▶ _SUPPLIED PASSAGE_
The OMS series of at-scale professional master’s degrees can be expanded – say, by adding four new programs and another 8,000 students.
Residential master’s degree offerings can still grow modestly, in some areas.
When we launched the OMS series, we discovered a population of adult working learners that we were not serving as well as we could. They are interested in pivoting to new professions or positioning themselves for a better opportunity in their current jobs. CNE spoke about the need to recognize the gig economy in our offerings.
To best serve those needs, I suggest creating a not-for-profit affiliate out of Georgia Tech Professional Education (GTPE). If empowered to hire and develop business, this unit could bring in significant revenue and touch tens of thousands of new students.
As part of this effort, we must put in place a program to promote alumni engagement with our programs. There are a variety of business models that could support this concept.
Georgia Tech is one of the few institutions in the nation with a nonprofit, applied research division like the Georgia Tech Research Institute (GTRI). I cannot emphasize enough the advantage and opportunity that GTRI represents. But we must recognize that GTRI is distinct and must operate under different rules. GTRI has been growing at over 20% a year. If allowed to hire, promote, and pay, GTRI could grow to become a $1.5 billion annual research operation (from about $650 million now) reasonably quickly.
The bulk of GTRI’s work is defense-oriented, and much of it is classified. An applied research laboratory could be spun out of GTRI, called Georgia Tech Applied Research Institute (GTARI). The purpose of GTARI would be to work on non-classified applied research and possibly serve as an intermediary for faculty high-level consulting. An organization like GTARI could establish a formal relationship with one of the dominant technology companies. Such an alliance would employ our faculty, support research, require professional education, and hire our students. The potential of such a relationship could be vast.
I would venture that GTARI could generate very large revenues. The challenge is to develop the policies that would regulate it within our public university environment.
Going forward, the nature of our classroom space inventory will change. If what I described above comes to pass, we will need fewer lecture halls, more medium-sized classrooms with flexible configuration, and technology for lecture capture in every classroom. Office space needs will be far more moderate. Private-public partnerships will increasingly be the norm. Demand for university-supplied dormitories will be moderate and not proportional to the growth of the student population. We would need space for new initiatives and affiliates like the expanded GTPE, GTARI, and partnerships with high tech industries.
Development on the west side of campus lends itself to housing the new frontier of Institute growth. My vision would be a commercial border on the west side of Marietta Street that morphs into a live-work-play strip between Marietta and Tech Parkway. In that strip I can imagine housing targeted to young families, the offices of the new initiatives mentioned above, greenspace, and a Tech-sponsored (not run) high quality school, ideally a public (charter) school, but possibly a private school if it can be made affordable. I would argue that hosting the school in Georgia Tech-controlled land and facilities would make the emergence of a true community possible.
The above is informed by my experience as provost, by what I have learned from this moment of crisis, and by the ideas and discussions that led to the Commission on Creating the Next in Education report. I should emphasize in closing that these are exclusively my opinions, not the official position of Georgia Tech or the rest of the leadership, who did not play a part of their formulation. This picture I have painted for Georgia Tech’s future may very well be a pie in the sky – but it is still a pie worth dreaming of and thinking about.

▶ _WHAT TO WORK ON_
Please rewrite the part of the passage on Georgia Tech's future that opens with the words containing "The OMS series of" and closes with "of new students.", putting "freelance economy" in place of "gig economy".

▶ _RECORD SET_

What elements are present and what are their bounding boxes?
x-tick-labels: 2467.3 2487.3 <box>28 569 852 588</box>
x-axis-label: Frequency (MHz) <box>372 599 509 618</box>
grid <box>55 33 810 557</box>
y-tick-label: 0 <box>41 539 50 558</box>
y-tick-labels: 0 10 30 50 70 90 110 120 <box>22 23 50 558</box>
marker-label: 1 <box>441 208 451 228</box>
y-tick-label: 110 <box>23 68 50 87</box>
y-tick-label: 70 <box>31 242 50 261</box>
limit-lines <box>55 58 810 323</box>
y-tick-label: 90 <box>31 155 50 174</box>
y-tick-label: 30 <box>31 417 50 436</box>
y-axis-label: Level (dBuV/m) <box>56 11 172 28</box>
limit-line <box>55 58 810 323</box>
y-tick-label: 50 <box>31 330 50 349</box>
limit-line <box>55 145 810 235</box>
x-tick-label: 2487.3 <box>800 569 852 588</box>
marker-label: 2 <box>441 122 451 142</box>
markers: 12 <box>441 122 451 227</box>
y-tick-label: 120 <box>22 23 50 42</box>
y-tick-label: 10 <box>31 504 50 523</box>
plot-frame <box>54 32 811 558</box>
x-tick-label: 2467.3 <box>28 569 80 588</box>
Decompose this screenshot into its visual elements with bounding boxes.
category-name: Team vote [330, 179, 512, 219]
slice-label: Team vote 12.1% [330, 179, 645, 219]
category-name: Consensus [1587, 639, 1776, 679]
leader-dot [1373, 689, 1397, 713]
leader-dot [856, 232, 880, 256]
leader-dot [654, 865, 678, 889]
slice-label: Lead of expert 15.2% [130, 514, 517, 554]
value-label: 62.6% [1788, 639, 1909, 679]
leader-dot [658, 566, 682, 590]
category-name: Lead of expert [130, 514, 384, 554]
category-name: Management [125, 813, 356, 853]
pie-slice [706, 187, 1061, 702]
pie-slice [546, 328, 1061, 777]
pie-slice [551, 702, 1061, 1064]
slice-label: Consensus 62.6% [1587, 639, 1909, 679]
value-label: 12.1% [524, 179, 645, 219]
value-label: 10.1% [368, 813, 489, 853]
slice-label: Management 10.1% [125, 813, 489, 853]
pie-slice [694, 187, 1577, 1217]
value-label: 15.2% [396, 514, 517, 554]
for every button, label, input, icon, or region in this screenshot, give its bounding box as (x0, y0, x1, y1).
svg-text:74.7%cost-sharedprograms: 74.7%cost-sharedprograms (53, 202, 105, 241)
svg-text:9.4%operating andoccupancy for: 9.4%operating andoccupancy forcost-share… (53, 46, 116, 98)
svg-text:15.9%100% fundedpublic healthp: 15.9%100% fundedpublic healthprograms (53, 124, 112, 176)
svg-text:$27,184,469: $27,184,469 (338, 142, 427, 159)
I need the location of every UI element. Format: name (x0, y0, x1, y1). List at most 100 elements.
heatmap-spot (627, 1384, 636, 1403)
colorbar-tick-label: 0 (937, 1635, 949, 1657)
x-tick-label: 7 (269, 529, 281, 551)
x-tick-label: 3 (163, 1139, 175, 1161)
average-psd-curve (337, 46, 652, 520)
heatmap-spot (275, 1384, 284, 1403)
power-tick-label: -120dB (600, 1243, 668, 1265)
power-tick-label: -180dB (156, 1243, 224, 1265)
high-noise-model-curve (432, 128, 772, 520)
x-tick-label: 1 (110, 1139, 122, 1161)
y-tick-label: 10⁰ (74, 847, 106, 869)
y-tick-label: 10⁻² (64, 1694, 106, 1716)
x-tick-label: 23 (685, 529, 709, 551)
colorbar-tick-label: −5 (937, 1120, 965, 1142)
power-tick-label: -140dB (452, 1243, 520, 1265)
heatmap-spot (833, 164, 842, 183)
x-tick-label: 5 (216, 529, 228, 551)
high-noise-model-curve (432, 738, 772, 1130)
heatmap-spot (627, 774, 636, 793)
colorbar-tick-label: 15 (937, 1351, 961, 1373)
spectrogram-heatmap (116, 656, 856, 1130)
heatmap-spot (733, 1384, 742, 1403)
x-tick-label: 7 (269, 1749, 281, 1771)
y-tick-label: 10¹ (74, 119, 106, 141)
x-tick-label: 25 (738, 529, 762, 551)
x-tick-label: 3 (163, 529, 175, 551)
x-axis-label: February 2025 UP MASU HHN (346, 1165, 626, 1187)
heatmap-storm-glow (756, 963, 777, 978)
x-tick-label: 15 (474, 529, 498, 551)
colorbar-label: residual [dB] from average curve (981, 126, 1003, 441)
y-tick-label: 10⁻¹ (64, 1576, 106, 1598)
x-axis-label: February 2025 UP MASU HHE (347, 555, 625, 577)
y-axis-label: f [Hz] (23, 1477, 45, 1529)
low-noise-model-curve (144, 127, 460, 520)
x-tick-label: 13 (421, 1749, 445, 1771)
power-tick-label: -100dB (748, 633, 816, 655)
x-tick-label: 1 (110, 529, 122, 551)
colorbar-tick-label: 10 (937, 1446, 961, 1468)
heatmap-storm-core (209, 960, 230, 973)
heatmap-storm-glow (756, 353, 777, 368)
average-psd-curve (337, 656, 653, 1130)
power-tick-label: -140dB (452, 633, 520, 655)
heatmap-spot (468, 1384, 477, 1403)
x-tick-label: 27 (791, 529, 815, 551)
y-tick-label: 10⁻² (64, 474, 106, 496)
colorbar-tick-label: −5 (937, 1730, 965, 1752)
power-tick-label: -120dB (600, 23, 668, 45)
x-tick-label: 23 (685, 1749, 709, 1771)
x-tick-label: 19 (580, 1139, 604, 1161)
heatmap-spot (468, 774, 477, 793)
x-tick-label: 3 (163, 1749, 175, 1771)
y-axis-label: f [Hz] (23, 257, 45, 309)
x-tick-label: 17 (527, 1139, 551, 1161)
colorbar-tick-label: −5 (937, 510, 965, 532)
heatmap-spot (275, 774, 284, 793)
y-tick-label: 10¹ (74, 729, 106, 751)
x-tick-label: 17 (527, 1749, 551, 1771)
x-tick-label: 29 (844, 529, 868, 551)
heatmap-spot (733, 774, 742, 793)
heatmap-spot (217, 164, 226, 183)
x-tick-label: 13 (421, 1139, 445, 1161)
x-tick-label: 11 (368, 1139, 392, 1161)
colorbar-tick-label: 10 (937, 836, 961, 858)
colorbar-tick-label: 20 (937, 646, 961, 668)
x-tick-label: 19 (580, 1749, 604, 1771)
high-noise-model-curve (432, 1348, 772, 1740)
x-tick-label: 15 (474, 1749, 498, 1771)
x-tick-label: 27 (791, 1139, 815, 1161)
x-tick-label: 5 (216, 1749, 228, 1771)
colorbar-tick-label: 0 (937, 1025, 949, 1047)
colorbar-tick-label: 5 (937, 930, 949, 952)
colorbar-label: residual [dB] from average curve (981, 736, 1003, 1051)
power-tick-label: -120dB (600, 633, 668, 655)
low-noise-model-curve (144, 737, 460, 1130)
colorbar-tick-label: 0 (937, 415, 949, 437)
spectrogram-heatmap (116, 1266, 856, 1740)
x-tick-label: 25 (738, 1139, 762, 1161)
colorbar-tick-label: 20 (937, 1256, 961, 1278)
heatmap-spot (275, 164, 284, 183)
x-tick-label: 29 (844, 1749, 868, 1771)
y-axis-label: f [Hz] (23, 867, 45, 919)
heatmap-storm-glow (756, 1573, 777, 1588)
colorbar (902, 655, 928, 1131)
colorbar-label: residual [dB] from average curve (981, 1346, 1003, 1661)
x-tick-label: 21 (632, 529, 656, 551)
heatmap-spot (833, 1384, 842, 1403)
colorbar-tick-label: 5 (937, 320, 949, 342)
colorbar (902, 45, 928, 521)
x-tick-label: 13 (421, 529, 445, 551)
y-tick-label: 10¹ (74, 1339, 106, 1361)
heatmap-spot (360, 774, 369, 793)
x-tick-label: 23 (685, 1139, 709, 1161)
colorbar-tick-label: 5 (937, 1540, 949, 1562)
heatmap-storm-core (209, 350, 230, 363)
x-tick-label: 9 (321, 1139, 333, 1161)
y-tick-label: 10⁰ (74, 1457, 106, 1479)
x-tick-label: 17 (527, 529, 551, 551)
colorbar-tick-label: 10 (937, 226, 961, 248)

▶ _TASK RESULT_
The OMS series of at-scale professional master’s degrees can be expanded – say, by adding four new programs and another 8,000 students.
Residential master’s degree offerings can still grow modestly, in some areas.
When we launched the OMS series, we discovered a population of adult working learners that we were not serving as well as we could. They are interested in pivoting to new professions or positioning themselves for a better opportunity in their current jobs. CNE spoke about the need to recognize the freelance economy in our offerings.
To best serve those needs, I suggest creating a not-for-profit affiliate out of Georgia Tech Professional Education (GTPE). If empowered to hire and develop business, this unit could bring in significant revenue and touch tens of thousands of new students.